**Yapılacak Çalışma:**
Verilen metinde "Doğan’ın davası gizli" sözcükleriyle başlayıp "dilini kopardığı yazıldı." sözcüklerine kadar süren bölümü hiçbir değişiklik yapmadan tekrarlayınız.

┌─ Verilen Metin

Gülsüm Kav'ın röportajı Hürriyet Daily'de
Kadınların meşru müdafaayla birini öldürmesi denilince gözümde iki fotoğraf canlanıyor – biri bir Amerikan müzikalinden, diğeri ise Türkiye gazetelerinden. İlki çoğunlukla parodiden oluşan, 6 kadın katilin neden erkeklerini öldürdüğünü anlattığı Chicago müzikalinden “Cell Block Tango”. Nakaratı oldukça akılda kalıcı: “Başından beri hak etmişlerdi / bizi kullandılar / ve istismar ettiler / bize nasıl haksız olduğumuzu söyleyebilirsiniz?” deyip “Bir cinayetti ama suç değildi.” ile biter.
İkinci fotoğraf ise Çilem Doğan ve üzerindeki “Dear past, thanks for all the lessons. Dear future, I am ready”(Sevgili geçmiş, tüm dersler için teşekkürler. Sevgili gelecek, hazırım) t-shirt’ü ile şiddet gösteren kocasını öldürmekten yargılandığı için baş parmaklarıyla yaptığı işaret. Doğan sürekli kocasının şiddetine maruz kaldı. En sonunda fuhuşa zorlandığında da, Doğan kocasını silahla öldürdü. Bu yılın başlarında, Yargıtay’ın hükmün temyizinin incelemesine kadar avukatının başvurusu üzerine kefaletle serbest bırakıldı.Uluslararası medya, bu yuvarlak suratlı ve güzellik beni olan kızgın genç kadının arkasındaki büyük duyguyu yansıtmak için onu “sosyal medya ikonu olan kadın katil” olarak andı.
Doğan’ın davası gizli saklı görülmekten çok uzaktı: Eylülde, Hürriyet’te ayrıldığı eşi bu sebepten Kader K.’yi vurmak isterken Kader’in onu vurduğu haberi yazıldı. Aynı hafta Cumhuriyet’te, İstanbul’da E.O adlı bir kadının caddede kendisini taciz eden, duvara sıkıştırarak öpmek isterken dilini ağzına sokan adamın dilini kopardığı yazıldı.

└─
┌─ Sağlanan Bilgiler

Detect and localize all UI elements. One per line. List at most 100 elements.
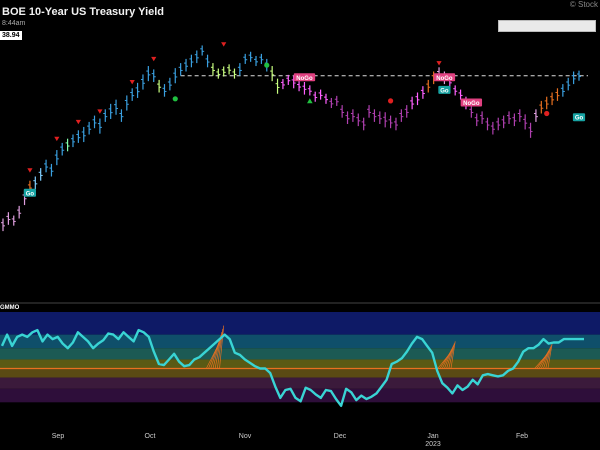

└─

**Alıştırmanın Sonucu:**
Doğan’ın davası gizli saklı görülmekten çok uzaktı: Eylülde, Hürriyet’te ayrıldığı eşi bu sebepten Kader K.’yi vurmak isterken Kader’in onu vurduğu haberi yazıldı. Aynı hafta Cumhuriyet’te, İstanbul’da E.O adlı bir kadının caddede kendisini taciz eden, duvara sıkıştırarak öpmek isterken dilini ağzına sokan adamın dilini kopardığı yazıldı.